Write out every line of the material exactly as it appears.

=== RECORD SET ===

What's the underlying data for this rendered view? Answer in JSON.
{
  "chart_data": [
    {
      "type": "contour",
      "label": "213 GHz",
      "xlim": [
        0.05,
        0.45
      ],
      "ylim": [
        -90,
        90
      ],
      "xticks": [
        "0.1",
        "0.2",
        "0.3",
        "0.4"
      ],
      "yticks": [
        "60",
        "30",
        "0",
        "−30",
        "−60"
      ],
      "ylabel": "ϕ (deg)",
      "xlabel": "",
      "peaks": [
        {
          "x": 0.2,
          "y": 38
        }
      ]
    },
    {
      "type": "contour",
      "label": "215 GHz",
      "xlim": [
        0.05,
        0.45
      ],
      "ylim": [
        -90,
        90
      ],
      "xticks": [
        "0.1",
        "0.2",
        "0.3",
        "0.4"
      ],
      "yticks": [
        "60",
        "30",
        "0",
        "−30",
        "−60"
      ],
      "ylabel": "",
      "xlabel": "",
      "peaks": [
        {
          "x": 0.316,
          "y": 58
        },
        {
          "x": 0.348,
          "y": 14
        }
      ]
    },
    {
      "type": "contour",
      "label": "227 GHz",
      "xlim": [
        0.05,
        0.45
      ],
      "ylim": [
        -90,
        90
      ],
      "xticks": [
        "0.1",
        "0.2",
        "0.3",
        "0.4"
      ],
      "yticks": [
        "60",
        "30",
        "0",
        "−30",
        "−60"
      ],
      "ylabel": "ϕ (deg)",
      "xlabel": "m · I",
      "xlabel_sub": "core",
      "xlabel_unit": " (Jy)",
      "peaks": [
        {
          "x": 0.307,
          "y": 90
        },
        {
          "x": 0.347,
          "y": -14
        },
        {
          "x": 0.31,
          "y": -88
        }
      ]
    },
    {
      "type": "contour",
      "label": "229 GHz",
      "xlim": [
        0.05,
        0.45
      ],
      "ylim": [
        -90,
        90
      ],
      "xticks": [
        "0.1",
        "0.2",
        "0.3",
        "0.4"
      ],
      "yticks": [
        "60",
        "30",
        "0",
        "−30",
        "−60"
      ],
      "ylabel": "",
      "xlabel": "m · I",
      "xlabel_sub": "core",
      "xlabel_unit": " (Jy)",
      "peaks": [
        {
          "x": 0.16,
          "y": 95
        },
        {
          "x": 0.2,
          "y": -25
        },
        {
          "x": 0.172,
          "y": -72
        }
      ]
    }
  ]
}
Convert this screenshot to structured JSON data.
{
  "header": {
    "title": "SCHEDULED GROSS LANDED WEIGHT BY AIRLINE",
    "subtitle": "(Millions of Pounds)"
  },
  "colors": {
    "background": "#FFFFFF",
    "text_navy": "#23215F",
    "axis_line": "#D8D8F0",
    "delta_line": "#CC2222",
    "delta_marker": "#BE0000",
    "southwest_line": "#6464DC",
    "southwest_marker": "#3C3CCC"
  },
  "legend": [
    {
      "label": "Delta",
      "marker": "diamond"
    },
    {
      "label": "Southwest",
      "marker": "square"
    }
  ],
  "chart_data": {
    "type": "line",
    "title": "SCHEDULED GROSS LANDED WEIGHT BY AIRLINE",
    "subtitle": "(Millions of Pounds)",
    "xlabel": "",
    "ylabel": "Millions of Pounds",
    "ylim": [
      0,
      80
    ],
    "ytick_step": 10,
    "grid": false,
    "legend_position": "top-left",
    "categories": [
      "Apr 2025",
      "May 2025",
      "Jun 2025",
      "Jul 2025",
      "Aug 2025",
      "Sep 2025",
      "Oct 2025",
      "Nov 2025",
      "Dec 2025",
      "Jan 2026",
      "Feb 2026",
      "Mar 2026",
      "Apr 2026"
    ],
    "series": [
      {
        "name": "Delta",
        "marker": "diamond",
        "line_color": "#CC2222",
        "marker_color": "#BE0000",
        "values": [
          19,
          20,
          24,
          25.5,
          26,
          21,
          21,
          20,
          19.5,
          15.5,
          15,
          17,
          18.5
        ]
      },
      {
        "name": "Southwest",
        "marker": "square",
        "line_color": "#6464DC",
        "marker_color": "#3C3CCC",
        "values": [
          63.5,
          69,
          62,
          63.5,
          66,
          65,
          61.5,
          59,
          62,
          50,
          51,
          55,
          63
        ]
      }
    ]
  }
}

===

**WRITTEN SOLUTION**
What's the underlying data for this rendered view? Answer in JSON.
{
  "chart_data": [
    {
      "type": "contour",
      "label": "213 GHz",
      "xlim": [
        0.05,
        0.45
      ],
      "ylim": [
        -90,
        90
      ],
      "xticks": [
        "0.1",
        "0.2",
        "0.3",
        "0.4"
      ],
      "yticks": [
        "60",
        "30",
        "0",
        "−30",
        "−60"
      ],
      "ylabel": "ϕ (deg)",
      "xlabel": "",
      "peaks": [
        {
          "x": 0.2,
          "y": 38
        }
      ]
    },
    {
      "type": "contour",
      "label": "215 GHz",
      "xlim": [
        0.05,
        0.45
      ],
      "ylim": [
        -90,
        90
      ],
      "xticks": [
        "0.1",
        "0.2",
        "0.3",
        "0.4"
      ],
      "yticks": [
        "60",
        "30",
        "0",
        "−30",
        "−60"
      ],
      "ylabel": "",
      "xlabel": "",
      "peaks": [
        {
          "x": 0.316,
          "y": 58
        },
        {
          "x": 0.348,
          "y": 14
        }
      ]
    },
    {
      "type": "contour",
      "label": "227 GHz",
      "xlim": [
        0.05,
        0.45
      ],
      "ylim": [
        -90,
        90
      ],
      "xticks": [
        "0.1",
        "0.2",
        "0.3",
        "0.4"
      ],
      "yticks": [
        "60",
        "30",
        "0",
        "−30",
        "−60"
      ],
      "ylabel": "ϕ (deg)",
      "xlabel": "m · I",
      "xlabel_sub": "core",
      "xlabel_unit": " (Jy)",
      "peaks": [
        {
          "x": 0.307,
          "y": 90
        },
        {
          "x": 0.347,
          "y": -14
        },
        {
          "x": 0.31,
          "y": -88
        }
      ]
    },
    {
      "type": "contour",
      "label": "229 GHz",
      "xlim": [
        0.05,
        0.45
      ],
      "ylim": [
        -90,
        90
      ],
      "xticks": [
        "0.1",
        "0.2",
        "0.3",
        "0.4"
      ],
      "yticks": [
        "60",
        "30",
        "0",
        "−30",
        "−60"
      ],
      "ylabel": "",
      "xlabel": "m · I",
      "xlabel_sub": "core",
      "xlabel_unit": " (Jy)",
      "peaks": [
        {
          "x": 0.16,
          "y": 95
        },
        {
          "x": 0.2,
          "y": -25
        },
        {
          "x": 0.172,
          "y": -72
        }
      ]
    }
  ]
}
Convert this screenshot to structured JSON data.
{
  "header": {
    "title": "SCHEDULED GROSS LANDED WEIGHT BY AIRLINE",
    "subtitle": "(Millions of Pounds)"
  },
  "colors": {
    "background": "#FFFFFF",
    "text_navy": "#23215F",
    "axis_line": "#D8D8F0",
    "delta_line": "#CC2222",
    "delta_marker": "#BE0000",
    "southwest_line": "#6464DC",
    "southwest_marker": "#3C3CCC"
  },
  "legend": [
    {
      "label": "Delta",
      "marker": "diamond"
    },
    {
      "label": "Southwest",
      "marker": "square"
    }
  ],
  "chart_data": {
    "type": "line",
    "title": "SCHEDULED GROSS LANDED WEIGHT BY AIRLINE",
    "subtitle": "(Millions of Pounds)",
    "xlabel": "",
    "ylabel": "Millions of Pounds",
    "ylim": [
      0,
      80
    ],
    "ytick_step": 10,
    "grid": false,
    "legend_position": "top-left",
    "categories": [
      "Apr 2025",
      "May 2025",
      "Jun 2025",
      "Jul 2025",
      "Aug 2025",
      "Sep 2025",
      "Oct 2025",
      "Nov 2025",
      "Dec 2025",
      "Jan 2026",
      "Feb 2026",
      "Mar 2026",
      "Apr 2026"
    ],
    "series": [
      {
        "name": "Delta",
        "marker": "diamond",
        "line_color": "#CC2222",
        "marker_color": "#BE0000",
        "values": [
          19,
          20,
          24,
          25.5,
          26,
          21,
          21,
          20,
          19.5,
          15.5,
          15,
          17,
          18.5
        ]
      },
      {
        "name": "Southwest",
        "marker": "square",
        "line_color": "#6464DC",
        "marker_color": "#3C3CCC",
        "values": [
          63.5,
          69,
          62,
          63.5,
          66,
          65,
          61.5,
          59,
          62,
          50,
          51,
          55,
          63
        ]
      }
    ]
  }
}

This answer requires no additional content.